══ DATA TO PROCESS

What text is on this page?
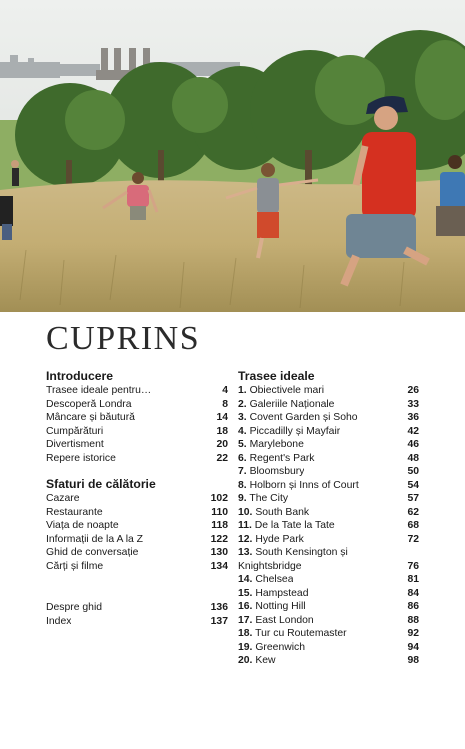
CUPRINS
Introducere
Trasee ideale pentru…	4
Descoperă Londra	8
Mâncare și băutură	14
Cumpărături	18
Divertisment	20
Repere istorice	22
Sfaturi de călătorie
Cazare	102
Restaurante	110
Viața de noapte	118
Informații de la A la Z	122
Ghid de conversație	130
Cărți și filme	134
Despre ghid	136
Index	137
Trasee ideale
1. Obiectivele mari	26
2. Galeriile Naționale	33
3. Covent Garden și Soho	36
4. Piccadilly și Mayfair	42
5. Marylebone	46
6. Regent's Park	48
7. Bloomsbury	50
8. Holborn și Inns of Court	54
9. The City	57
10. South Bank	62
11. De la Tate la Tate	68
12. Hyde Park	72
13. South Kensington și Knightsbridge	76
14. Chelsea	81
15. Hampstead	84
16. Notting Hill	86
17. East London	88
18. Tur cu Routemaster	92
19. Greenwich	94
20. Kew	98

════

STATED EXERCISE
Print all of the entries word for word. Omit the pictures they contain.

FINISHED TASK
What text is on this page?
CUPRINS
Introducere
Trasee ideale pentru…	4
Descoperă Londra	8
Mâncare și băutură	14
Cumpărături	18
Divertisment	20
Repere istorice	22
Sfaturi de călătorie
Cazare	102
Restaurante	110
Viața de noapte	118
Informații de la A la Z	122
Ghid de conversație	130
Cărți și filme	134
Despre ghid	136
Index	137
Trasee ideale
1. Obiectivele mari	26
2. Galeriile Naționale	33
3. Covent Garden și Soho	36
4. Piccadilly și Mayfair	42
5. Marylebone	46
6. Regent's Park	48
7. Bloomsbury	50
8. Holborn și Inns of Court	54
9. The City	57
10. South Bank	62
11. De la Tate la Tate	68
12. Hyde Park	72
13. South Kensington și Knightsbridge	76
14. Chelsea	81
15. Hampstead	84
16. Notting Hill	86
17. East London	88
18. Tur cu Routemaster	92
19. Greenwich	94
20. Kew	98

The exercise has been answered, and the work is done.